***** Data records

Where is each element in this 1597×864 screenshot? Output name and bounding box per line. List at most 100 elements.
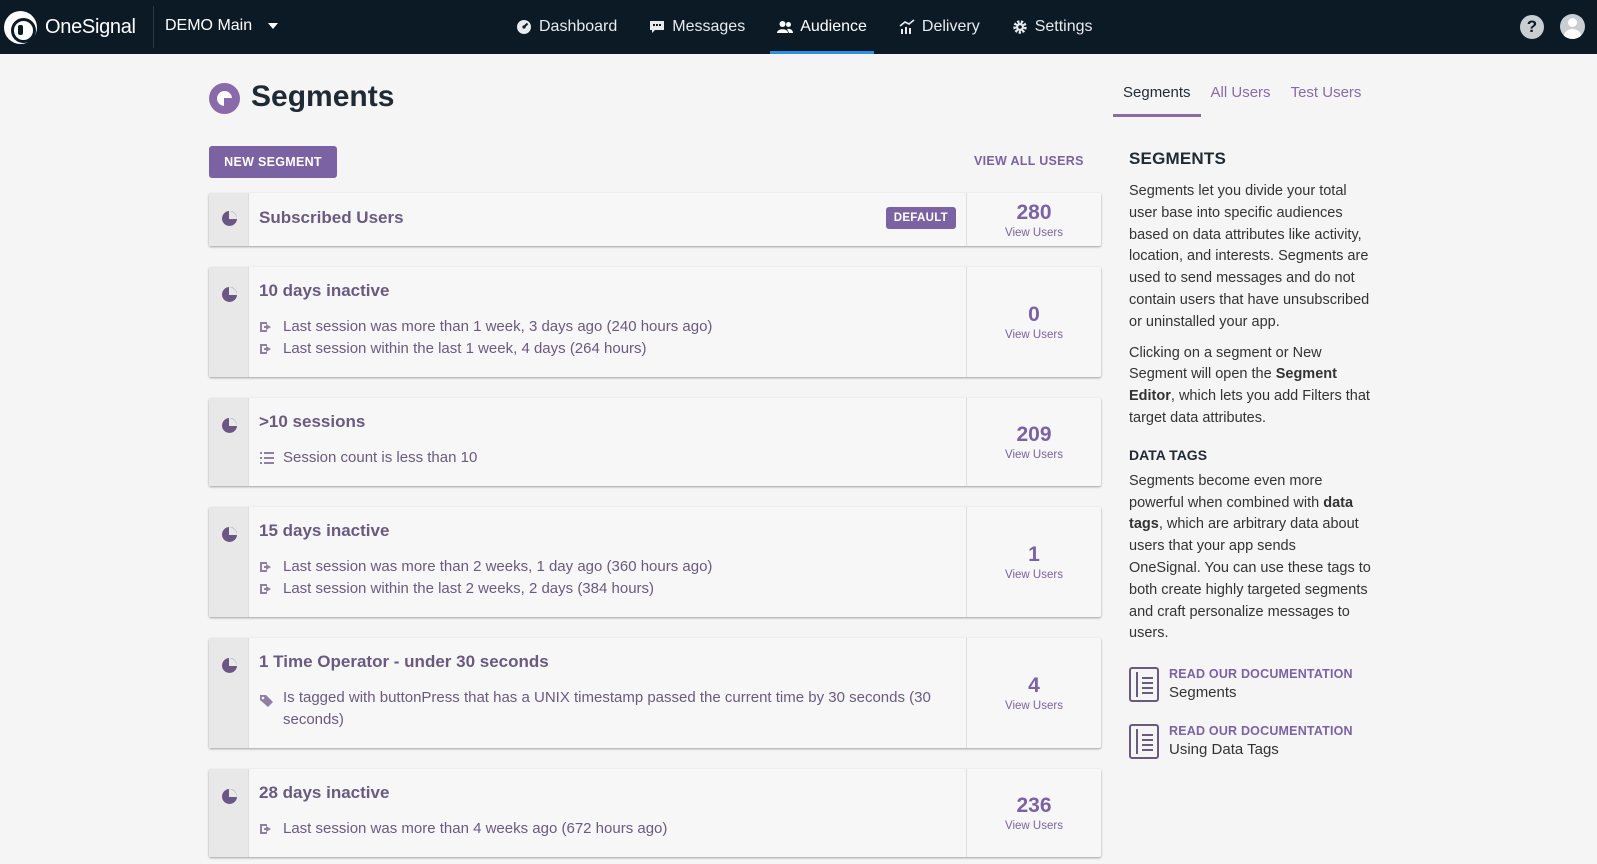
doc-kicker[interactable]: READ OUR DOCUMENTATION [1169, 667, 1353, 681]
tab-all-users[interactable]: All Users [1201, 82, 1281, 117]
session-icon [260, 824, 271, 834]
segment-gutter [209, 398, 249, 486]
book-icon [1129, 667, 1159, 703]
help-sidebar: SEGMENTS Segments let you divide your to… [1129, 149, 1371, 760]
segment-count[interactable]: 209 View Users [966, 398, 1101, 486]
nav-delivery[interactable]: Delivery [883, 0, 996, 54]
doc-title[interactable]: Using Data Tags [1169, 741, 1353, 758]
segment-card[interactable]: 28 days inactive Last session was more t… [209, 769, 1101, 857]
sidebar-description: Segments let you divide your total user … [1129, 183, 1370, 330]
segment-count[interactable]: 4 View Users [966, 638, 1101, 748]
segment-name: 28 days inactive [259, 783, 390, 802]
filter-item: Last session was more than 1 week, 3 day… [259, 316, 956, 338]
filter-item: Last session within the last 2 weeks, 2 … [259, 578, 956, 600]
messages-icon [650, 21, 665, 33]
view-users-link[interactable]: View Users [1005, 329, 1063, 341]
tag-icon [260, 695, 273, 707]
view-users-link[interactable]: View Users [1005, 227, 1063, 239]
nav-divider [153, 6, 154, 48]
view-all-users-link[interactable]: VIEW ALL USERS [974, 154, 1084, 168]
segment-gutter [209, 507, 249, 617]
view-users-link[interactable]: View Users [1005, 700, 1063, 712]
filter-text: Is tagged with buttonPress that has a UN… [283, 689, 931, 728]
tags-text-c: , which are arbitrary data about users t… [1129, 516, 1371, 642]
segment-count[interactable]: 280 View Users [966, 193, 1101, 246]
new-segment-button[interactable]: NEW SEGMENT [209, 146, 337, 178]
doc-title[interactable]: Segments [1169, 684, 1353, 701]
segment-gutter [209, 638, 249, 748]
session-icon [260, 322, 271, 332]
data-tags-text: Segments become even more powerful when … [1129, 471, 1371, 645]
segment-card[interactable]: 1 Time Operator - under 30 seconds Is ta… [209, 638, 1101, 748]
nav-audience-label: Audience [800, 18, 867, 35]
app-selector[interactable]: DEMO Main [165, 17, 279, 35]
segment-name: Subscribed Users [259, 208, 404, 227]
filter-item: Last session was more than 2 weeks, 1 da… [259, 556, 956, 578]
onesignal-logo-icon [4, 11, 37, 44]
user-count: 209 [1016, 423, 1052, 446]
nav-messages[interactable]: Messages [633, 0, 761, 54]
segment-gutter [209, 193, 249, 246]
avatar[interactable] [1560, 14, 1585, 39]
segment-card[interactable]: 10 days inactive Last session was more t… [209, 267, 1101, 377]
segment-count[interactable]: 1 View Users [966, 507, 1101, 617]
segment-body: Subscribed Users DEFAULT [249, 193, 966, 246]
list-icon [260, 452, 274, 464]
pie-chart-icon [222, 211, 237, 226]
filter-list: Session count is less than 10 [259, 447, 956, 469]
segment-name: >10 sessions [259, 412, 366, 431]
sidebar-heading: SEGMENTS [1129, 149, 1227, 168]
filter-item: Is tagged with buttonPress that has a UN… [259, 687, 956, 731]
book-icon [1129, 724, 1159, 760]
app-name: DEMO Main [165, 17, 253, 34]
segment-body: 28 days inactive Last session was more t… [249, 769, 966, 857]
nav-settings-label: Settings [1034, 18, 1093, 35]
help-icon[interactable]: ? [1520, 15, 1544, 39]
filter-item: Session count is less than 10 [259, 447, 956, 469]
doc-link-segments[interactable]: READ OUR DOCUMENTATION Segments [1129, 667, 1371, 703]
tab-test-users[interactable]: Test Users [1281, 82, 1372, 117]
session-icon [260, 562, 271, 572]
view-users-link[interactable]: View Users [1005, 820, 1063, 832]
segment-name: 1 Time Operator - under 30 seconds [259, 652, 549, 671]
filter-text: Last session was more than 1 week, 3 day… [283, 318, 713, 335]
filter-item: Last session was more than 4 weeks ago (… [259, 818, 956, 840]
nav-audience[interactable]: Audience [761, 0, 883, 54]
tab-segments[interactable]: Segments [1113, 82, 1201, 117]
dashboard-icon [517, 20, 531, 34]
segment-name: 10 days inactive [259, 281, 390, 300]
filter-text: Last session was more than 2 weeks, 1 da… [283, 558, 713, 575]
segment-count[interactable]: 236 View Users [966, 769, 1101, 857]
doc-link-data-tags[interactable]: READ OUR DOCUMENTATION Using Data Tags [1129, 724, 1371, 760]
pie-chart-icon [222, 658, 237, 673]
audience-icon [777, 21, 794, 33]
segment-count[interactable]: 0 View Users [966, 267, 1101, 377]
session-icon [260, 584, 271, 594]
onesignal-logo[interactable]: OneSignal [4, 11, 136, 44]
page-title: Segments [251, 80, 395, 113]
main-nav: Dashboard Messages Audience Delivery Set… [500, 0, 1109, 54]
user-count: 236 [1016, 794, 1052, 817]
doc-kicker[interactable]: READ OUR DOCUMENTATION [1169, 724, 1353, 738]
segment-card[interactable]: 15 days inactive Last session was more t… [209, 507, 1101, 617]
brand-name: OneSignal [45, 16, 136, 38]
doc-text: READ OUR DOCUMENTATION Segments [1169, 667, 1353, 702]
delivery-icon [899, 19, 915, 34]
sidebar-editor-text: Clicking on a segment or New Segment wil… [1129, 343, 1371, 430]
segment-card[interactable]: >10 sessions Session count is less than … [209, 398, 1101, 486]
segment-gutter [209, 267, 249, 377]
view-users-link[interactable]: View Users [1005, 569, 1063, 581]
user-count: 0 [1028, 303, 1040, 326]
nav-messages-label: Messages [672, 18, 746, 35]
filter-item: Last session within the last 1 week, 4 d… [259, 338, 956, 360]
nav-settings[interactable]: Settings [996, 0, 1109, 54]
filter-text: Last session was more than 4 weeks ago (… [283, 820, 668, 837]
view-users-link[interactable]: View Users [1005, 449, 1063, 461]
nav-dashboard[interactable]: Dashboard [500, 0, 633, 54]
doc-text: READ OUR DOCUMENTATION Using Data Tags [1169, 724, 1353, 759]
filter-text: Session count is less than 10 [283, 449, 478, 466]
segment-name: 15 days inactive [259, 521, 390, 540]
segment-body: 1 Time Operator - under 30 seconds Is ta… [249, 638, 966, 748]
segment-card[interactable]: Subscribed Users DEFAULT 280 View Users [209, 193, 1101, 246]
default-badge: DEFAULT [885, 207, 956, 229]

**********

## What the task requires
Transcribe every line of the entries above verbatim, omitting the picture.

## Result
Where is each element in this 1597×864 screenshot? Output name and bounding box per line. List at most 100 elements.
doc-kicker[interactable]: READ OUR DOCUMENTATION [1169, 667, 1353, 681]
tab-all-users[interactable]: All Users [1201, 82, 1281, 117]
session-icon [260, 824, 271, 834]
segment-gutter [209, 398, 249, 486]
book-icon [1129, 667, 1159, 703]
help-sidebar: SEGMENTS Segments let you divide your to… [1129, 149, 1371, 760]
segment-count[interactable]: 209 View Users [966, 398, 1101, 486]
nav-delivery[interactable]: Delivery [883, 0, 996, 54]
doc-title[interactable]: Using Data Tags [1169, 741, 1353, 758]
segment-card[interactable]: 28 days inactive Last session was more t… [209, 769, 1101, 857]
sidebar-description: Segments let you divide your total user … [1129, 183, 1370, 330]
segment-count[interactable]: 4 View Users [966, 638, 1101, 748]
segment-name: 28 days inactive [259, 783, 390, 802]
filter-item: Last session was more than 1 week, 3 day… [259, 316, 956, 338]
filter-item: Last session within the last 2 weeks, 2 … [259, 578, 956, 600]
messages-icon [650, 21, 665, 33]
view-users-link[interactable]: View Users [1005, 329, 1063, 341]
tag-icon [260, 695, 273, 707]
view-users-link[interactable]: View Users [1005, 227, 1063, 239]
nav-divider [153, 6, 154, 48]
view-all-users-link[interactable]: VIEW ALL USERS [974, 154, 1084, 168]
segment-gutter [209, 507, 249, 617]
view-users-link[interactable]: View Users [1005, 700, 1063, 712]
filter-text: Is tagged with buttonPress that has a UN… [283, 689, 931, 728]
tags-text-c: , which are arbitrary data about users t… [1129, 516, 1371, 642]
segment-count[interactable]: 280 View Users [966, 193, 1101, 246]
new-segment-button[interactable]: NEW SEGMENT [209, 146, 337, 178]
doc-title[interactable]: Segments [1169, 684, 1353, 701]
segment-gutter [209, 638, 249, 748]
session-icon [260, 322, 271, 332]
data-tags-text: Segments become even more powerful when … [1129, 471, 1371, 645]
segment-card[interactable]: 1 Time Operator - under 30 seconds Is ta… [209, 638, 1101, 748]
nav-audience-label: Audience [800, 18, 867, 35]
app-selector[interactable]: DEMO Main [165, 17, 279, 35]
segment-name: Subscribed Users [259, 208, 404, 227]
filter-item: Last session was more than 2 weeks, 1 da… [259, 556, 956, 578]
onesignal-logo-icon [4, 11, 37, 44]
user-count: 209 [1016, 423, 1052, 446]
nav-messages[interactable]: Messages [633, 0, 761, 54]
segment-gutter [209, 193, 249, 246]
avatar[interactable] [1560, 14, 1585, 39]
segment-card[interactable]: 10 days inactive Last session was more t… [209, 267, 1101, 377]
segment-count[interactable]: 1 View Users [966, 507, 1101, 617]
segment-body: Subscribed Users DEFAULT [249, 193, 966, 246]
list-icon [260, 452, 274, 464]
pie-chart-icon [222, 211, 237, 226]
filter-list: Session count is less than 10 [259, 447, 956, 469]
segment-name: >10 sessions [259, 412, 366, 431]
sidebar-heading: SEGMENTS [1129, 149, 1227, 168]
filter-item: Is tagged with buttonPress that has a UN… [259, 687, 956, 731]
book-icon [1129, 724, 1159, 760]
app-name: DEMO Main [165, 17, 253, 34]
segment-body: 28 days inactive Last session was more t… [249, 769, 966, 857]
nav-settings-label: Settings [1034, 18, 1093, 35]
help-icon[interactable]: ? [1520, 15, 1544, 39]
filter-item: Session count is less than 10 [259, 447, 956, 469]
doc-link-segments[interactable]: READ OUR DOCUMENTATION Segments [1129, 667, 1371, 703]
tab-test-users[interactable]: Test Users [1281, 82, 1372, 117]
session-icon [260, 562, 271, 572]
view-users-link[interactable]: View Users [1005, 820, 1063, 832]
segment-name: 1 Time Operator - under 30 seconds [259, 652, 549, 671]
filter-text: Last session was more than 1 week, 3 day… [283, 318, 713, 335]
filter-item: Last session was more than 4 weeks ago (… [259, 818, 956, 840]
nav-audience[interactable]: Audience [761, 0, 883, 54]
tab-segments[interactable]: Segments [1113, 82, 1201, 117]
dashboard-icon [517, 20, 531, 34]
segment-name: 10 days inactive [259, 281, 390, 300]
filter-text: Last session was more than 2 weeks, 1 da… [283, 558, 713, 575]
segment-count[interactable]: 236 View Users [966, 769, 1101, 857]
doc-link-data-tags[interactable]: READ OUR DOCUMENTATION Using Data Tags [1129, 724, 1371, 760]
pie-chart-icon [222, 658, 237, 673]
audience-icon [777, 21, 794, 33]
segment-count[interactable]: 0 View Users [966, 267, 1101, 377]
session-icon [260, 584, 271, 594]
onesignal-logo[interactable]: OneSignal [4, 11, 136, 44]
page-title: Segments [251, 80, 395, 113]
main-nav: Dashboard Messages Audience Delivery Set… [500, 0, 1109, 54]
user-count: 236 [1016, 794, 1052, 817]
doc-kicker[interactable]: READ OUR DOCUMENTATION [1169, 724, 1353, 738]
segment-card[interactable]: 15 days inactive Last session was more t… [209, 507, 1101, 617]
brand-name: OneSignal [45, 16, 136, 38]
doc-text: READ OUR DOCUMENTATION Segments [1169, 667, 1353, 702]
delivery-icon [899, 19, 915, 34]
sidebar-editor-text: Clicking on a segment or New Segment wil… [1129, 343, 1371, 430]
segment-card[interactable]: >10 sessions Session count is less than … [209, 398, 1101, 486]
segment-gutter [209, 267, 249, 377]
view-users-link[interactable]: View Users [1005, 569, 1063, 581]
user-count: 0 [1028, 303, 1040, 326]
nav-messages-label: Messages [672, 18, 746, 35]
filter-item: Last session within the last 1 week, 4 d… [259, 338, 956, 360]
nav-settings[interactable]: Settings [996, 0, 1109, 54]
filter-text: Last session was more than 4 weeks ago (… [283, 820, 668, 837]
view-users-link[interactable]: View Users [1005, 449, 1063, 461]
nav-dashboard[interactable]: Dashboard [500, 0, 633, 54]
doc-text: READ OUR DOCUMENTATION Using Data Tags [1169, 724, 1353, 759]
filter-text: Session count is less than 10 [283, 449, 478, 466]
segment-name: 15 days inactive [259, 521, 390, 540]
segment-body: 1 Time Operator - under 30 seconds Is ta… [249, 638, 966, 748]
segment-card[interactable]: Subscribed Users DEFAULT 280 View Users [209, 193, 1101, 246]
default-badge: DEFAULT [885, 207, 956, 229]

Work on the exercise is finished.